EXERCISE AIM:
Extract every line where the string "this" appears.

start MATERIAL SHOWN

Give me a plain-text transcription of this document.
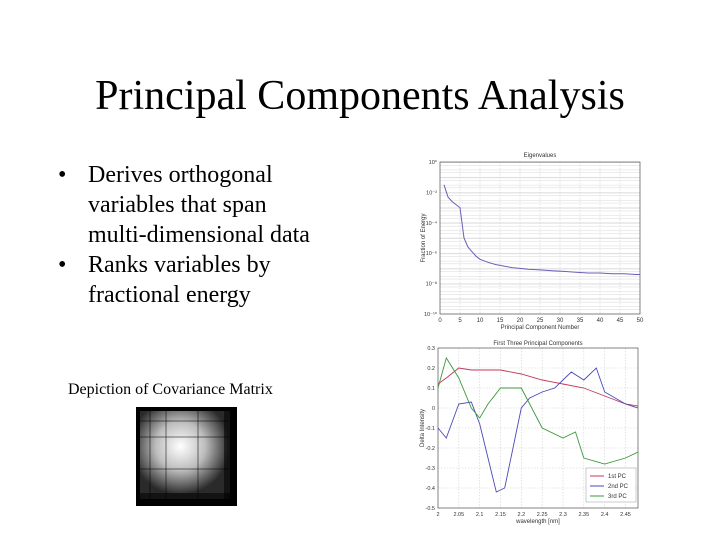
Principal Components Analysis
• Derives orthogonal
variables that span
multi-dimensional data
• Ranks variables by
fractional energy
Depiction of Covariance Matrix
Eigenvalues
0	5 10 15 20 25 30 35 40 45 50
10⁰
10⁻²
10⁻⁴
10⁻⁶
10⁻⁸
10⁻¹⁰
Principal Component Number
Fraction of Energy
First Three Principal Components
0.3
0.2
0.1
0
-0.1
-0.2
-0.3
-0.4
-0.5
2	2.05 2.1 2.15 2.2 2.25 2.3 2.35 2.4 2.45
wavelength [nm]
Delta Intensity
1st PC
2nd PC
3rd PC
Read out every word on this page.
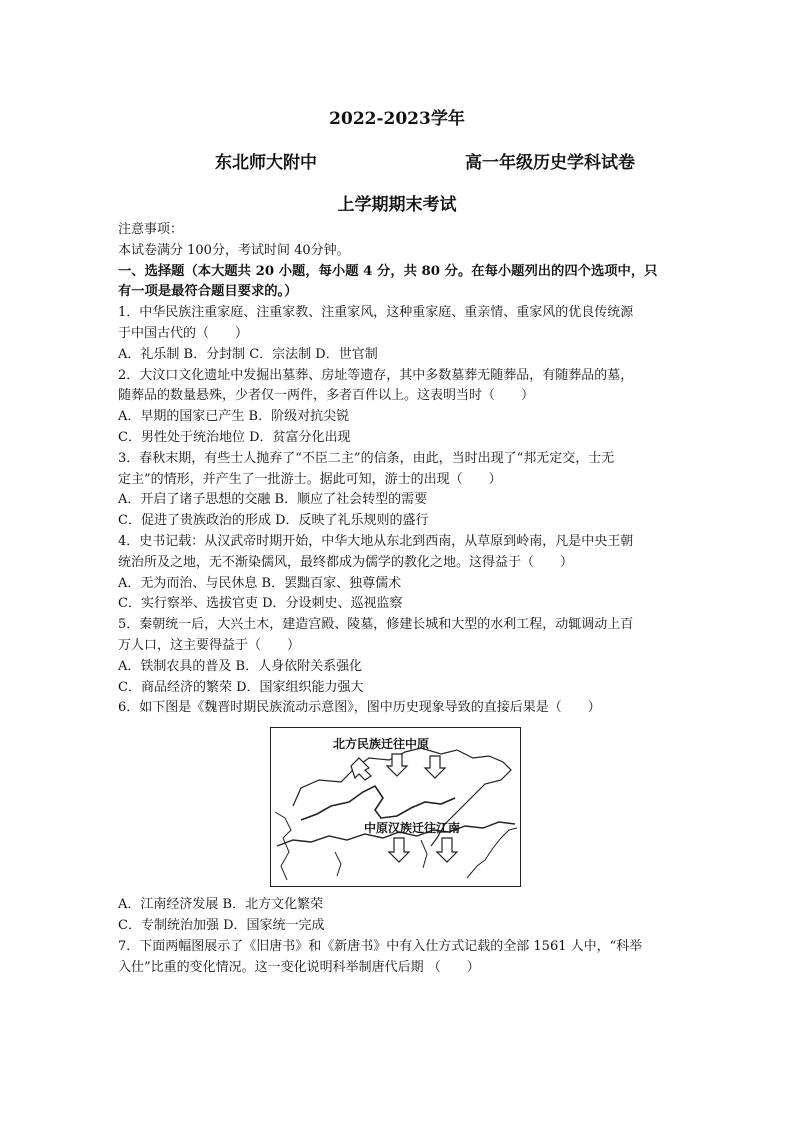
2022-2023学年
东北师大附中	高一年级历史学科试卷
上学期期末考试

注意事项：

本试卷满分 100分，考试时间 40分钟。

一、选择题（本大题共 20 小题，每小题 4 分，共 80 分。在每小题列出的四个选项中，只

有一项是最符合题目要求的。）

1．中华民族注重家庭、注重家教、注重家风，这种重家庭、重亲情、重家风的优良传统源

于中国古代的（　　）

A．礼乐制 B．分封制 C．宗法制 D．世官制

2．大汶口文化遗址中发掘出墓葬、房址等遗存，其中多数墓葬无随葬品，有随葬品的墓，

随葬品的数量悬殊，少者仅一两件，多者百件以上。这表明当时（　　）

A．早期的国家已产生 B．阶级对抗尖锐

C．男性处于统治地位 D．贫富分化出现

3．春秋末期，有些士人抛弃了“不臣二主”的信条，由此，当时出现了“邦无定交，士无

定主”的情形，并产生了一批游士。据此可知，游士的出现（　　）

A．开启了诸子思想的交融 B．顺应了社会转型的需要

C．促进了贵族政治的形成 D．反映了礼乐规则的盛行

4．史书记载：从汉武帝时期开始，中华大地从东北到西南，从草原到岭南，凡是中央王朝

统治所及之地，无不渐染儒风，最终都成为儒学的教化之地。这得益于（　　）

A．无为而治、与民休息 B．罢黜百家、独尊儒术

C．实行察举、选拔官吏 D．分设刺史、巡视监察

5．秦朝统一后，大兴土木，建造宫殿、陵墓，修建长城和大型的水利工程，动辄调动上百

万人口，这主要得益于（　　）

A．铁制农具的普及 B．人身依附关系强化

C．商品经济的繁荣 D．国家组织能力强大

6．如下图是《魏晋时期民族流动示意图》，图中历史现象导致的直接后果是（　　）

北方民族迁往中原
中原汉族迁往江南

A．江南经济发展 B．北方文化繁荣

C．专制统治加强 D．国家统一完成

7．下面两幅图展示了《旧唐书》和《新唐书》中有入仕方式记载的全部 1561 人中，“科举

入仕”比重的变化情况。这一变化说明科举制唐代后期 （　　）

end MATERIAL SHOWN

ANSWER TO THE TASK:
Give me a plain-text transcription of this document.
Read out every word on this page.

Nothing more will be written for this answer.